▶ [Exercise instructions]:
Please transcribe the data below exactly. Leave the pictures out.

▶ [Records shown]:
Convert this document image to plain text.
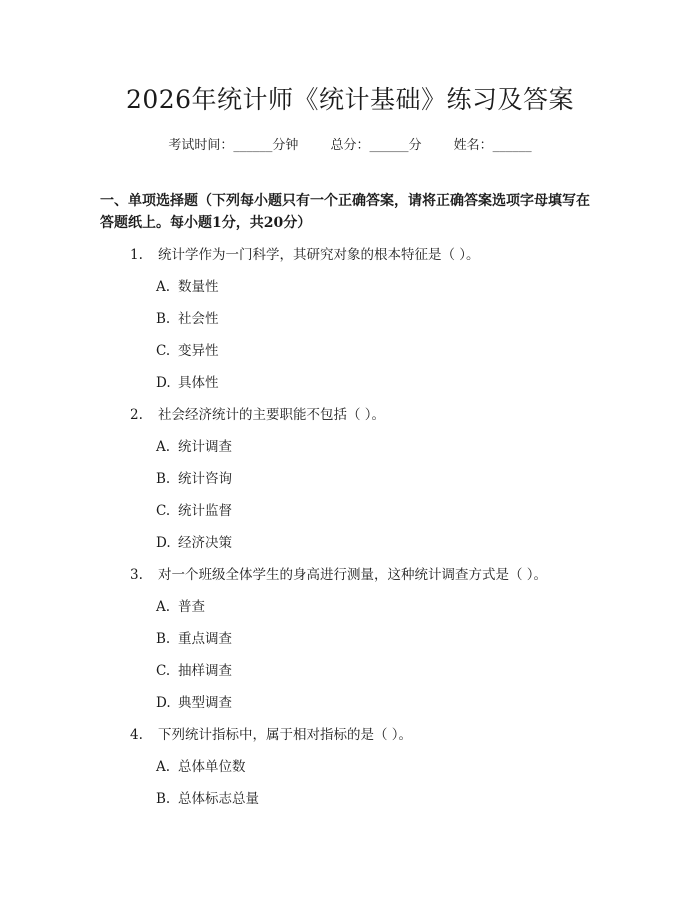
2026年统计师《统计基础》练习及答案
考试时间：______分钟 总分：______分 姓名：______
一、单项选择题（下列每小题只有一个正确答案，请将正确答案选项字母填写在答题纸上。每小题1分，共20分）
1. 统计学作为一门科学，其研究对象的根本特征是（ ）。
A. 数量性
B. 社会性
C. 变异性
D. 具体性
2. 社会经济统计的主要职能不包括（ ）。
A. 统计调查
B. 统计咨询
C. 统计监督
D. 经济决策
3. 对一个班级全体学生的身高进行测量，这种统计调查方式是（ ）。
A. 普查
B. 重点调查
C. 抽样调查
D. 典型调查
4. 下列统计指标中，属于相对指标的是（ ）。
A. 总体单位数
B. 总体标志总量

▶ [Solved problem]:
Convert this document image to plain text.
2026年统计师《统计基础》练习及答案
考试时间：______分钟 总分：______分 姓名：______
一、单项选择题（下列每小题只有一个正确答案，请将正确答案选项字母填写在答题纸上。每小题1分，共20分）
1. 统计学作为一门科学，其研究对象的根本特征是（ ）。
A. 数量性
B. 社会性
C. 变异性
D. 具体性
2. 社会经济统计的主要职能不包括（ ）。
A. 统计调查
B. 统计咨询
C. 统计监督
D. 经济决策
3. 对一个班级全体学生的身高进行测量，这种统计调查方式是（ ）。
A. 普查
B. 重点调查
C. 抽样调查
D. 典型调查
4. 下列统计指标中，属于相对指标的是（ ）。
A. 总体单位数
B. 总体标志总量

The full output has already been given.